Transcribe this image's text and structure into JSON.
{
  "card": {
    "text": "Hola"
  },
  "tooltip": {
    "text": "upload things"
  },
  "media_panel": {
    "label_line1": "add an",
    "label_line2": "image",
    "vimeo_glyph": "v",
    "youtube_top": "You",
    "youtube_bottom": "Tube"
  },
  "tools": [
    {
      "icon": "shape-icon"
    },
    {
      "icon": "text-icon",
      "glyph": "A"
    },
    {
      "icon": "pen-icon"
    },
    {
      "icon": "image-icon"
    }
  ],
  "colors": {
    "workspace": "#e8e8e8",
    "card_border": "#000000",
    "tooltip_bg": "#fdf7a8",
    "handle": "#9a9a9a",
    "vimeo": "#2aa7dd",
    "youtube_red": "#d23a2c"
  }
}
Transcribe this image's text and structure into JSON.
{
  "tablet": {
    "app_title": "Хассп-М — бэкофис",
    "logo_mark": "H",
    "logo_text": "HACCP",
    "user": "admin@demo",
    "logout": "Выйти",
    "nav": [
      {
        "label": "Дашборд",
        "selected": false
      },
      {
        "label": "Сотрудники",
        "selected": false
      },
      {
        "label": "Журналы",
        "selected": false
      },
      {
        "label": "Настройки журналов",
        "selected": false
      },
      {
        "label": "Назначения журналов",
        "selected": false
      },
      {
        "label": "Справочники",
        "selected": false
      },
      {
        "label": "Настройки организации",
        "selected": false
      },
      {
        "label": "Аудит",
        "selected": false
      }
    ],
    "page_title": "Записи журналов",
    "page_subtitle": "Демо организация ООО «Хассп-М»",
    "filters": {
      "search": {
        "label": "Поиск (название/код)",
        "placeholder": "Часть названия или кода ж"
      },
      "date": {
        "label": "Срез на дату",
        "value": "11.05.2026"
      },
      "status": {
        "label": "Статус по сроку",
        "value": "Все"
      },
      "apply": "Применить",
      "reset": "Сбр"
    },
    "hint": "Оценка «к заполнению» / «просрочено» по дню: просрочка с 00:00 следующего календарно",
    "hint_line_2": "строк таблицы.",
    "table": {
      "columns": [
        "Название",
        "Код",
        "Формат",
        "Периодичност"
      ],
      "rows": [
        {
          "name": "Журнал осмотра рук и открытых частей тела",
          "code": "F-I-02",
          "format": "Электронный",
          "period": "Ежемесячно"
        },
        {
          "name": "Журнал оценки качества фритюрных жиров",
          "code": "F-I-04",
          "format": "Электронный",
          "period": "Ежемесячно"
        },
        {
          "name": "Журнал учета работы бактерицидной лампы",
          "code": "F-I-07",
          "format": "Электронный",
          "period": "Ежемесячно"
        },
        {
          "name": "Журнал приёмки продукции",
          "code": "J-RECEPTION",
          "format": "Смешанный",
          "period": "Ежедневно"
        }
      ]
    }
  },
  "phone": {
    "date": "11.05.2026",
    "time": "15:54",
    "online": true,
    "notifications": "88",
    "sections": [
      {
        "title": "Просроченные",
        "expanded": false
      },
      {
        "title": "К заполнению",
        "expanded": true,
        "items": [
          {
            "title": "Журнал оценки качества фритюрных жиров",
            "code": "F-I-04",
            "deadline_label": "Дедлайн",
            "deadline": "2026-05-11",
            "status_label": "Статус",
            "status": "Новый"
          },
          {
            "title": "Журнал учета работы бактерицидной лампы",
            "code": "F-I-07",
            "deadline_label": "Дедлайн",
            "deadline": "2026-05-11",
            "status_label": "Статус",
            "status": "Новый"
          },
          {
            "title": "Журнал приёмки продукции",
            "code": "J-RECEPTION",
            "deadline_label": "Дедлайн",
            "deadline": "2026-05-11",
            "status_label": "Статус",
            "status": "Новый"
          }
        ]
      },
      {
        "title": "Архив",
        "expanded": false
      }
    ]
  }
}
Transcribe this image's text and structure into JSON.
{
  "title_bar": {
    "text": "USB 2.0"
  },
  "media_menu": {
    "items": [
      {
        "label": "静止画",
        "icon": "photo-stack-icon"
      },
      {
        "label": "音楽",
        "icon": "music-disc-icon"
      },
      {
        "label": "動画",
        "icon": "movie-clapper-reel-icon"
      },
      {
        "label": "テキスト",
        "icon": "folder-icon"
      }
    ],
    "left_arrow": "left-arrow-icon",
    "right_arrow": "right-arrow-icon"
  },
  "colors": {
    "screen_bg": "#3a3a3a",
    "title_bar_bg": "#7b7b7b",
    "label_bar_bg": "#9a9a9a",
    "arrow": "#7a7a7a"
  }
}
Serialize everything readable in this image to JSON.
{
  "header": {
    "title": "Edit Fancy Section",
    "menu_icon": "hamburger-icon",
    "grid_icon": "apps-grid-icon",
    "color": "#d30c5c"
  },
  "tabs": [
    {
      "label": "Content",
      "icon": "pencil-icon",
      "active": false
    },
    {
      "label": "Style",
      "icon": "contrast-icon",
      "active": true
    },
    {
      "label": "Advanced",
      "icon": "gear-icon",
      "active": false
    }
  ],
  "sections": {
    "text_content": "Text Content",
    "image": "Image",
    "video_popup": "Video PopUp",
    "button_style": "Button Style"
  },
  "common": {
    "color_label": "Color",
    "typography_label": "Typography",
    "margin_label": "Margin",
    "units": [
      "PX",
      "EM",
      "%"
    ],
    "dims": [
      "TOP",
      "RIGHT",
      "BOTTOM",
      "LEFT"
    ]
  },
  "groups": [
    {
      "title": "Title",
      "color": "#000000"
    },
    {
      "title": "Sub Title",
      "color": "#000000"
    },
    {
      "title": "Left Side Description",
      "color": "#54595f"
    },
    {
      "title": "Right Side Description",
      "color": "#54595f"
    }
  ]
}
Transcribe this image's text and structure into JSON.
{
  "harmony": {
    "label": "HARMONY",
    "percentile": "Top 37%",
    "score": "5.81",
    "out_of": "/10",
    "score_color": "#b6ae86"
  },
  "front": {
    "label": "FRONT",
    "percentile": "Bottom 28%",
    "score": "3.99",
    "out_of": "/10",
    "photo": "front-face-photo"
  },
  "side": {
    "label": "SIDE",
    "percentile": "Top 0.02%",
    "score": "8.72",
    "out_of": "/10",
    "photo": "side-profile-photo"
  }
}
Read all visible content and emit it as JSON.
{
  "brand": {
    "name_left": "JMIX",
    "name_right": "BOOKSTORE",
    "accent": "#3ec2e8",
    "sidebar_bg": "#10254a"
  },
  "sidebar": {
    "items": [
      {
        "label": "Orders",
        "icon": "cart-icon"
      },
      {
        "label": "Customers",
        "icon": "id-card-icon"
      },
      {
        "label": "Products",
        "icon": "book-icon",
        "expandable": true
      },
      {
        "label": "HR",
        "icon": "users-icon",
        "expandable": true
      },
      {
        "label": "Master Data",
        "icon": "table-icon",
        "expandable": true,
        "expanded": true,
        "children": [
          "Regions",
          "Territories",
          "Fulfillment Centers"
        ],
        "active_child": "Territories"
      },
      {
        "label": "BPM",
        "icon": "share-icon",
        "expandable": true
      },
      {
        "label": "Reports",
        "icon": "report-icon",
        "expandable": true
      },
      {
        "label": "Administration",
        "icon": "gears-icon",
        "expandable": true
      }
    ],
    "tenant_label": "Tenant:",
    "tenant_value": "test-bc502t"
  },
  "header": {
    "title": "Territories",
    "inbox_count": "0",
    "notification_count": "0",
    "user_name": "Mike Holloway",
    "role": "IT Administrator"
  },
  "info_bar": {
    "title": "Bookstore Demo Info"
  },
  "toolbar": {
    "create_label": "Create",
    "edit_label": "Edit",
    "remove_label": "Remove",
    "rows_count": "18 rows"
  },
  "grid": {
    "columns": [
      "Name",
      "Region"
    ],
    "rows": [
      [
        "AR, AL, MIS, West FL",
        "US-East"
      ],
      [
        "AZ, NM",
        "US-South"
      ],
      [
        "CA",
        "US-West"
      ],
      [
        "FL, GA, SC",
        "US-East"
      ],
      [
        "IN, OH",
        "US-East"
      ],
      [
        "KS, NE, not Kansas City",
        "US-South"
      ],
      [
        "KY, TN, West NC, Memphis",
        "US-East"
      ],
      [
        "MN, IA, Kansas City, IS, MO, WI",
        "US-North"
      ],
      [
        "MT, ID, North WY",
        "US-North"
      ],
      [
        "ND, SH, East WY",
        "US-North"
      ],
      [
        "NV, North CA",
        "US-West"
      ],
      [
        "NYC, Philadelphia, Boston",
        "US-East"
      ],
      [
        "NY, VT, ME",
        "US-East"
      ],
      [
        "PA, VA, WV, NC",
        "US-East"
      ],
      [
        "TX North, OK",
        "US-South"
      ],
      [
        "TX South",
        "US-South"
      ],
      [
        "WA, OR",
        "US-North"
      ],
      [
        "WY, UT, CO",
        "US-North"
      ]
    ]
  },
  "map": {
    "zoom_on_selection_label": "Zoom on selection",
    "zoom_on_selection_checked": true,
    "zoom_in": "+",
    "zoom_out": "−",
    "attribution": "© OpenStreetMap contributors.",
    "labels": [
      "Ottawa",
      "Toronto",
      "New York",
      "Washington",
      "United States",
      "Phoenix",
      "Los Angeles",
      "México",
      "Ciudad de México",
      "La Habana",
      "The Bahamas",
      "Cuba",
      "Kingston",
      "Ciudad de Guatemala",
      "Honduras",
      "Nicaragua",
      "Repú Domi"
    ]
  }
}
····················
- STATED PROBLEM
Take every line above carrying "фритюрных" and return it.

- RIGHT ANSWER
          "name": "Журнал оценки качества фритюрных жиров",
            "title": "Журнал оценки качества фритюрных жиров",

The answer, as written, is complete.